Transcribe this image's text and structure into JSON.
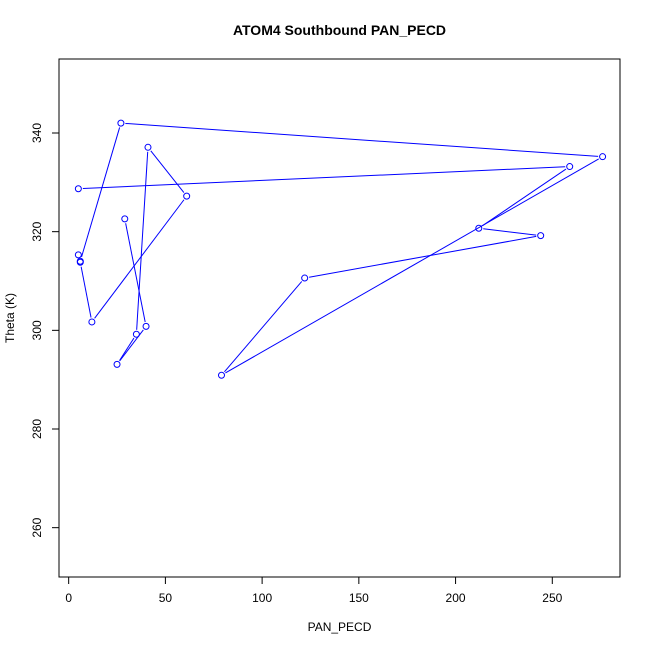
{
  "chart_data": {
    "type": "line",
    "title": "ATOM4 Southbound PAN_PECD",
    "xlabel": "PAN_PECD",
    "ylabel": "Theta (K)",
    "xlim": [
      -5,
      285
    ],
    "ylim": [
      250,
      355
    ],
    "x_ticks": [
      0,
      50,
      100,
      150,
      200,
      250
    ],
    "y_ticks": [
      260,
      280,
      300,
      320,
      340
    ],
    "x_tick_labels": [
      "0",
      "50",
      "100",
      "150",
      "200",
      "250"
    ],
    "y_tick_labels": [
      "260",
      "280",
      "300",
      "320",
      "340"
    ],
    "grid": false,
    "legend": "none",
    "series_color": "#0000ff",
    "markers": "open-circle",
    "points": [
      {
        "x": 5,
        "y": 328.7
      },
      {
        "x": 259,
        "y": 333.2
      },
      {
        "x": 212,
        "y": 320.7
      },
      {
        "x": 244,
        "y": 319.2
      },
      {
        "x": 122,
        "y": 310.6
      },
      {
        "x": 79,
        "y": 290.9
      },
      {
        "x": 276,
        "y": 335.2
      },
      {
        "x": 27,
        "y": 342.0
      },
      {
        "x": 6,
        "y": 314.0
      },
      {
        "x": 5,
        "y": 315.3
      },
      {
        "x": 6,
        "y": 313.8
      },
      {
        "x": 12,
        "y": 301.7
      },
      {
        "x": 61,
        "y": 327.2
      },
      {
        "x": 41,
        "y": 337.1
      },
      {
        "x": 35,
        "y": 299.2
      },
      {
        "x": 25,
        "y": 293.1
      },
      {
        "x": 40,
        "y": 300.8
      },
      {
        "x": 29,
        "y": 322.6
      }
    ]
  }
}
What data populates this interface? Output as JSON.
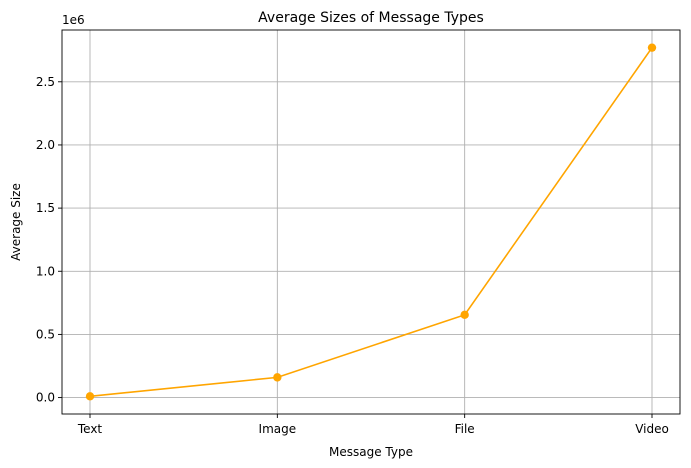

DIRECTIONS
Transcribe every entry above exactly. Omit all pictures.

OUTPUT BELOW
Transcribe this image's text and structure into JSON.
{
  "chart_data": {
    "type": "line",
    "title": "ATOM4 Southbound PAN_PECD",
    "xlabel": "PAN_PECD",
    "ylabel": "Theta (K)",
    "xlim": [
      -5,
      285
    ],
    "ylim": [
      250,
      355
    ],
    "x_ticks": [
      0,
      50,
      100,
      150,
      200,
      250
    ],
    "y_ticks": [
      260,
      280,
      300,
      320,
      340
    ],
    "x_tick_labels": [
      "0",
      "50",
      "100",
      "150",
      "200",
      "250"
    ],
    "y_tick_labels": [
      "260",
      "280",
      "300",
      "320",
      "340"
    ],
    "grid": false,
    "legend": "none",
    "series_color": "#0000ff",
    "markers": "open-circle",
    "points": [
      {
        "x": 5,
        "y": 328.7
      },
      {
        "x": 259,
        "y": 333.2
      },
      {
        "x": 212,
        "y": 320.7
      },
      {
        "x": 244,
        "y": 319.2
      },
      {
        "x": 122,
        "y": 310.6
      },
      {
        "x": 79,
        "y": 290.9
      },
      {
        "x": 276,
        "y": 335.2
      },
      {
        "x": 27,
        "y": 342.0
      },
      {
        "x": 6,
        "y": 314.0
      },
      {
        "x": 5,
        "y": 315.3
      },
      {
        "x": 6,
        "y": 313.8
      },
      {
        "x": 12,
        "y": 301.7
      },
      {
        "x": 61,
        "y": 327.2
      },
      {
        "x": 41,
        "y": 337.1
      },
      {
        "x": 35,
        "y": 299.2
      },
      {
        "x": 25,
        "y": 293.1
      },
      {
        "x": 40,
        "y": 300.8
      },
      {
        "x": 29,
        "y": 322.6
      }
    ]
  }
}
What data populates this interface? Output as JSON.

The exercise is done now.